Extract each line of the data and write it out again exactly.

Entries supplied.
★ ★ ★ ★
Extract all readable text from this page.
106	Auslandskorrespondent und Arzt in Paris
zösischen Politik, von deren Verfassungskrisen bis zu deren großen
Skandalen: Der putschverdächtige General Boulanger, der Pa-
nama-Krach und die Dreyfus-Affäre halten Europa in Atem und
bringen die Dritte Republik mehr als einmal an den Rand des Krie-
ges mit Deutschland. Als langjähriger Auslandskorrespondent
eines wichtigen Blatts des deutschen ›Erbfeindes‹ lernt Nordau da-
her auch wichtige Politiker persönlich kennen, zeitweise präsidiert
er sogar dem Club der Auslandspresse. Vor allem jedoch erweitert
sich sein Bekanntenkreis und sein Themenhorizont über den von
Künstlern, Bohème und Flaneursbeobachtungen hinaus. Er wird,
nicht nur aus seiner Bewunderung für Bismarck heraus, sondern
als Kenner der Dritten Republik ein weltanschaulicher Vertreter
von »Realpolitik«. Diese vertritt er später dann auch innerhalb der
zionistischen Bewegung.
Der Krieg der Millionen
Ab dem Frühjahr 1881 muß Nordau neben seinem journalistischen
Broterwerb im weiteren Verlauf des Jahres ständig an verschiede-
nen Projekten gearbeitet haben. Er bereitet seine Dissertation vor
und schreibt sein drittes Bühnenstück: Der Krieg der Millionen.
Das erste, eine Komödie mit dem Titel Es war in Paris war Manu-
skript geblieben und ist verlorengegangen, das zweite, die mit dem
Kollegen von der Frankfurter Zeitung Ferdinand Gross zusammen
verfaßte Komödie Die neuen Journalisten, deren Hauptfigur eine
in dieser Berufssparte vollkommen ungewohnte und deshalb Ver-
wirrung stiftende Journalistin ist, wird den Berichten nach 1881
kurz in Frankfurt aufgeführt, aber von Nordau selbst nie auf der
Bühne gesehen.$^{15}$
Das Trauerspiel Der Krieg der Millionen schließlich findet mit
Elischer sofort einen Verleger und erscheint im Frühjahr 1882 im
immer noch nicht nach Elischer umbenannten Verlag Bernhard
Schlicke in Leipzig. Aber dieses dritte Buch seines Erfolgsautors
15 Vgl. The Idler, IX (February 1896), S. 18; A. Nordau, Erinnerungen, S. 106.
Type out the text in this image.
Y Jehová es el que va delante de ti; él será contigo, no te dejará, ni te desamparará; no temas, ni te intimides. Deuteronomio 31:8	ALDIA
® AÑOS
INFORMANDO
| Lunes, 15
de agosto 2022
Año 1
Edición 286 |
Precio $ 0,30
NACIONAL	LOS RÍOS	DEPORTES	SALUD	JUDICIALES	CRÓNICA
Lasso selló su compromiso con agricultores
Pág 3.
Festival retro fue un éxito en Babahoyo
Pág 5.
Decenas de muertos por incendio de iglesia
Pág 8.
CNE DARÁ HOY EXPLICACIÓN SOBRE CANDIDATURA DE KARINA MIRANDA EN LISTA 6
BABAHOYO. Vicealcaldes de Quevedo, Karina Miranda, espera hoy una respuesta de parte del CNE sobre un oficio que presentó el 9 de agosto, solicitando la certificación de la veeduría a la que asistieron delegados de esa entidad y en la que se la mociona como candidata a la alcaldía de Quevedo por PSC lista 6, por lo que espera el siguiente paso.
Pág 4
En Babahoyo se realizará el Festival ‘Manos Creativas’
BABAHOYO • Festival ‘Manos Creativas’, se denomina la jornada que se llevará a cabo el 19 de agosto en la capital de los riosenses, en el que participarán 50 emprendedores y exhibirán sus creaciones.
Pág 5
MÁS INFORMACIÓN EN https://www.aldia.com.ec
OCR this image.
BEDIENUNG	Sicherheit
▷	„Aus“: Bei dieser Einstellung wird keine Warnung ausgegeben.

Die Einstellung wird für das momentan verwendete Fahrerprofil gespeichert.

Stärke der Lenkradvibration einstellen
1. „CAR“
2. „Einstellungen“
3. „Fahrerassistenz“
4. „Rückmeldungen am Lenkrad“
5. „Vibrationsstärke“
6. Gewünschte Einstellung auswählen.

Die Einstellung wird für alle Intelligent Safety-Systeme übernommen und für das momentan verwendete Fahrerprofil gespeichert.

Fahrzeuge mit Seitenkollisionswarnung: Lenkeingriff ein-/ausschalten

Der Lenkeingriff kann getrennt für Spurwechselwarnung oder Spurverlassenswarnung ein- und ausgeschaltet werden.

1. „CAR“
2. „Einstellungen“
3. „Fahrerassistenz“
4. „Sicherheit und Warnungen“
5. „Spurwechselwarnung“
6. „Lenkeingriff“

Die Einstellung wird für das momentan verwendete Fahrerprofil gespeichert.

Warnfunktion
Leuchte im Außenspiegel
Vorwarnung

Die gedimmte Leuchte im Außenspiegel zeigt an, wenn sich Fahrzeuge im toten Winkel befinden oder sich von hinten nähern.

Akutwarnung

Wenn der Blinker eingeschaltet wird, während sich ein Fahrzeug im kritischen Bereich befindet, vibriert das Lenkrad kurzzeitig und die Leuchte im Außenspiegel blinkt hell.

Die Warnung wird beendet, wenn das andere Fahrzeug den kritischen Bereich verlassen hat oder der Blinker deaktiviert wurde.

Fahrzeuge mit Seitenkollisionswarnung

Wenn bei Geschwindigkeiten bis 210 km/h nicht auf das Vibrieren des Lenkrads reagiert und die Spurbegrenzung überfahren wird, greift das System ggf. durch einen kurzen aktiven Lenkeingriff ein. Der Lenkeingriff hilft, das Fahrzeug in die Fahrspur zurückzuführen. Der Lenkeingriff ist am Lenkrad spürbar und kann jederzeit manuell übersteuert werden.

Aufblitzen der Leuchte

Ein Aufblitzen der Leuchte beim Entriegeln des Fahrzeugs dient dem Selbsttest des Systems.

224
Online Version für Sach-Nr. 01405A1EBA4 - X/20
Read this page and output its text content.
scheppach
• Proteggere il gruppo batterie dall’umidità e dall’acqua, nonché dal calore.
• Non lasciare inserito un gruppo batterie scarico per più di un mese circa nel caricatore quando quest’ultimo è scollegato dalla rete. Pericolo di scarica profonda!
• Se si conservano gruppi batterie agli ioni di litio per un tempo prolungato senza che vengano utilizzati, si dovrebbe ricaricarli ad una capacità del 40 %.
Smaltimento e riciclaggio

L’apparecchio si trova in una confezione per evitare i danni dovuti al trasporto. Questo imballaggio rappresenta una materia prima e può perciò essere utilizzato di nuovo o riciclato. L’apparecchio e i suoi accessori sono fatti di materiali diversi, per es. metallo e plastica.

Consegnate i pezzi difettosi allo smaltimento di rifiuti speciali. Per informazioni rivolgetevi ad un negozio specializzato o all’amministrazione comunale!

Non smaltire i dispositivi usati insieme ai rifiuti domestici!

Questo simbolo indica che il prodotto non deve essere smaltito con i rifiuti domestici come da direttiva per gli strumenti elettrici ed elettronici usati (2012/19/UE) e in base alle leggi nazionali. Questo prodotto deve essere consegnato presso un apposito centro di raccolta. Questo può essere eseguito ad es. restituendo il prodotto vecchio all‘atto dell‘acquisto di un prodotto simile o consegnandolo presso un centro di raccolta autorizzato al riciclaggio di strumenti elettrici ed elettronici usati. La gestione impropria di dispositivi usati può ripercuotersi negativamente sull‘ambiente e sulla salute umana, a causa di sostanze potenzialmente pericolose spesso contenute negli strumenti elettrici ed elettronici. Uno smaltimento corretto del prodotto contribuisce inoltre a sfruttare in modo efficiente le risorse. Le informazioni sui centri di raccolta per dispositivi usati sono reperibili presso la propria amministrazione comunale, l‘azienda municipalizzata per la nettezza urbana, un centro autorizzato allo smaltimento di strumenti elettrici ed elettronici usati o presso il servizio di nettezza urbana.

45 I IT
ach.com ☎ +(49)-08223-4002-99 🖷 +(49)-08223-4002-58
★ ★ ★ ★
Response to this exercise.
Extract all readable text from this page.
106	Auslandskorrespondent und Arzt in Paris
zösischen Politik, von deren Verfassungskrisen bis zu deren großen
Skandalen: Der putschverdächtige General Boulanger, der Pa-
nama-Krach und die Dreyfus-Affäre halten Europa in Atem und
bringen die Dritte Republik mehr als einmal an den Rand des Krie-
ges mit Deutschland. Als langjähriger Auslandskorrespondent
eines wichtigen Blatts des deutschen ›Erbfeindes‹ lernt Nordau da-
her auch wichtige Politiker persönlich kennen, zeitweise präsidiert
er sogar dem Club der Auslandspresse. Vor allem jedoch erweitert
sich sein Bekanntenkreis und sein Themenhorizont über den von
Künstlern, Bohème und Flaneursbeobachtungen hinaus. Er wird,
nicht nur aus seiner Bewunderung für Bismarck heraus, sondern
als Kenner der Dritten Republik ein weltanschaulicher Vertreter
von »Realpolitik«. Diese vertritt er später dann auch innerhalb der
zionistischen Bewegung.
Der Krieg der Millionen
Ab dem Frühjahr 1881 muß Nordau neben seinem journalistischen
Broterwerb im weiteren Verlauf des Jahres ständig an verschiede-
nen Projekten gearbeitet haben. Er bereitet seine Dissertation vor
und schreibt sein drittes Bühnenstück: Der Krieg der Millionen.
Das erste, eine Komödie mit dem Titel Es war in Paris war Manu-
skript geblieben und ist verlorengegangen, das zweite, die mit dem
Kollegen von der Frankfurter Zeitung Ferdinand Gross zusammen
verfaßte Komödie Die neuen Journalisten, deren Hauptfigur eine
in dieser Berufssparte vollkommen ungewohnte und deshalb Ver-
wirrung stiftende Journalistin ist, wird den Berichten nach 1881
kurz in Frankfurt aufgeführt, aber von Nordau selbst nie auf der
Bühne gesehen.$^{15}$
Das Trauerspiel Der Krieg der Millionen schließlich findet mit
Elischer sofort einen Verleger und erscheint im Frühjahr 1882 im
immer noch nicht nach Elischer umbenannten Verlag Bernhard
Schlicke in Leipzig. Aber dieses dritte Buch seines Erfolgsautors
15 Vgl. The Idler, IX (February 1896), S. 18; A. Nordau, Erinnerungen, S. 106.
Type out the text in this image.
Y Jehová es el que va delante de ti; él será contigo, no te dejará, ni te desamparará; no temas, ni te intimides. Deuteronomio 31:8	ALDIA
® AÑOS
INFORMANDO
| Lunes, 15
de agosto 2022
Año 1
Edición 286 |
Precio $ 0,30
NACIONAL	LOS RÍOS	DEPORTES	SALUD	JUDICIALES	CRÓNICA
Lasso selló su compromiso con agricultores
Pág 3.
Festival retro fue un éxito en Babahoyo
Pág 5.
Decenas de muertos por incendio de iglesia
Pág 8.
CNE DARÁ HOY EXPLICACIÓN SOBRE CANDIDATURA DE KARINA MIRANDA EN LISTA 6
BABAHOYO. Vicealcaldes de Quevedo, Karina Miranda, espera hoy una respuesta de parte del CNE sobre un oficio que presentó el 9 de agosto, solicitando la certificación de la veeduría a la que asistieron delegados de esa entidad y en la que se la mociona como candidata a la alcaldía de Quevedo por PSC lista 6, por lo que espera el siguiente paso.
Pág 4
En Babahoyo se realizará el Festival ‘Manos Creativas’
BABAHOYO • Festival ‘Manos Creativas’, se denomina la jornada que se llevará a cabo el 19 de agosto en la capital de los riosenses, en el que participarán 50 emprendedores y exhibirán sus creaciones.
Pág 5
MÁS INFORMACIÓN EN https://www.aldia.com.ec
OCR this image.
BEDIENUNG	Sicherheit
▷	„Aus“: Bei dieser Einstellung wird keine Warnung ausgegeben.

Die Einstellung wird für das momentan verwendete Fahrerprofil gespeichert.

Stärke der Lenkradvibration einstellen
1. „CAR“
2. „Einstellungen“
3. „Fahrerassistenz“
4. „Rückmeldungen am Lenkrad“
5. „Vibrationsstärke“
6. Gewünschte Einstellung auswählen.

Die Einstellung wird für alle Intelligent Safety-Systeme übernommen und für das momentan verwendete Fahrerprofil gespeichert.

Fahrzeuge mit Seitenkollisionswarnung: Lenkeingriff ein-/ausschalten

Der Lenkeingriff kann getrennt für Spurwechselwarnung oder Spurverlassenswarnung ein- und ausgeschaltet werden.

1. „CAR“
2. „Einstellungen“
3. „Fahrerassistenz“
4. „Sicherheit und Warnungen“
5. „Spurwechselwarnung“
6. „Lenkeingriff“

Die Einstellung wird für das momentan verwendete Fahrerprofil gespeichert.

Warnfunktion
Leuchte im Außenspiegel
Vorwarnung

Die gedimmte Leuchte im Außenspiegel zeigt an, wenn sich Fahrzeuge im toten Winkel befinden oder sich von hinten nähern.

Akutwarnung

Wenn der Blinker eingeschaltet wird, während sich ein Fahrzeug im kritischen Bereich befindet, vibriert das Lenkrad kurzzeitig und die Leuchte im Außenspiegel blinkt hell.

Die Warnung wird beendet, wenn das andere Fahrzeug den kritischen Bereich verlassen hat oder der Blinker deaktiviert wurde.

Fahrzeuge mit Seitenkollisionswarnung

Wenn bei Geschwindigkeiten bis 210 km/h nicht auf das Vibrieren des Lenkrads reagiert und die Spurbegrenzung überfahren wird, greift das System ggf. durch einen kurzen aktiven Lenkeingriff ein. Der Lenkeingriff hilft, das Fahrzeug in die Fahrspur zurückzuführen. Der Lenkeingriff ist am Lenkrad spürbar und kann jederzeit manuell übersteuert werden.

Aufblitzen der Leuchte

Ein Aufblitzen der Leuchte beim Entriegeln des Fahrzeugs dient dem Selbsttest des Systems.

224
Online Version für Sach-Nr. 01405A1EBA4 - X/20
Read this page and output its text content.
scheppach
• Proteggere il gruppo batterie dall’umidità e dall’acqua, nonché dal calore.
• Non lasciare inserito un gruppo batterie scarico per più di un mese circa nel caricatore quando quest’ultimo è scollegato dalla rete. Pericolo di scarica profonda!
• Se si conservano gruppi batterie agli ioni di litio per un tempo prolungato senza che vengano utilizzati, si dovrebbe ricaricarli ad una capacità del 40 %.
Smaltimento e riciclaggio

L’apparecchio si trova in una confezione per evitare i danni dovuti al trasporto. Questo imballaggio rappresenta una materia prima e può perciò essere utilizzato di nuovo o riciclato. L’apparecchio e i suoi accessori sono fatti di materiali diversi, per es. metallo e plastica.

Consegnate i pezzi difettosi allo smaltimento di rifiuti speciali. Per informazioni rivolgetevi ad un negozio specializzato o all’amministrazione comunale!

Non smaltire i dispositivi usati insieme ai rifiuti domestici!

Questo simbolo indica che il prodotto non deve essere smaltito con i rifiuti domestici come da direttiva per gli strumenti elettrici ed elettronici usati (2012/19/UE) e in base alle leggi nazionali. Questo prodotto deve essere consegnato presso un apposito centro di raccolta. Questo può essere eseguito ad es. restituendo il prodotto vecchio all‘atto dell‘acquisto di un prodotto simile o consegnandolo presso un centro di raccolta autorizzato al riciclaggio di strumenti elettrici ed elettronici usati. La gestione impropria di dispositivi usati può ripercuotersi negativamente sull‘ambiente e sulla salute umana, a causa di sostanze potenzialmente pericolose spesso contenute negli strumenti elettrici ed elettronici. Uno smaltimento corretto del prodotto contribuisce inoltre a sfruttare in modo efficiente le risorse. Le informazioni sui centri di raccolta per dispositivi usati sono reperibili presso la propria amministrazione comunale, l‘azienda municipalizzata per la nettezza urbana, un centro autorizzato allo smaltimento di strumenti elettrici ed elettronici usati o presso il servizio di nettezza urbana.

45 I IT
ach.com ☎ +(49)-08223-4002-99 🖷 +(49)-08223-4002-58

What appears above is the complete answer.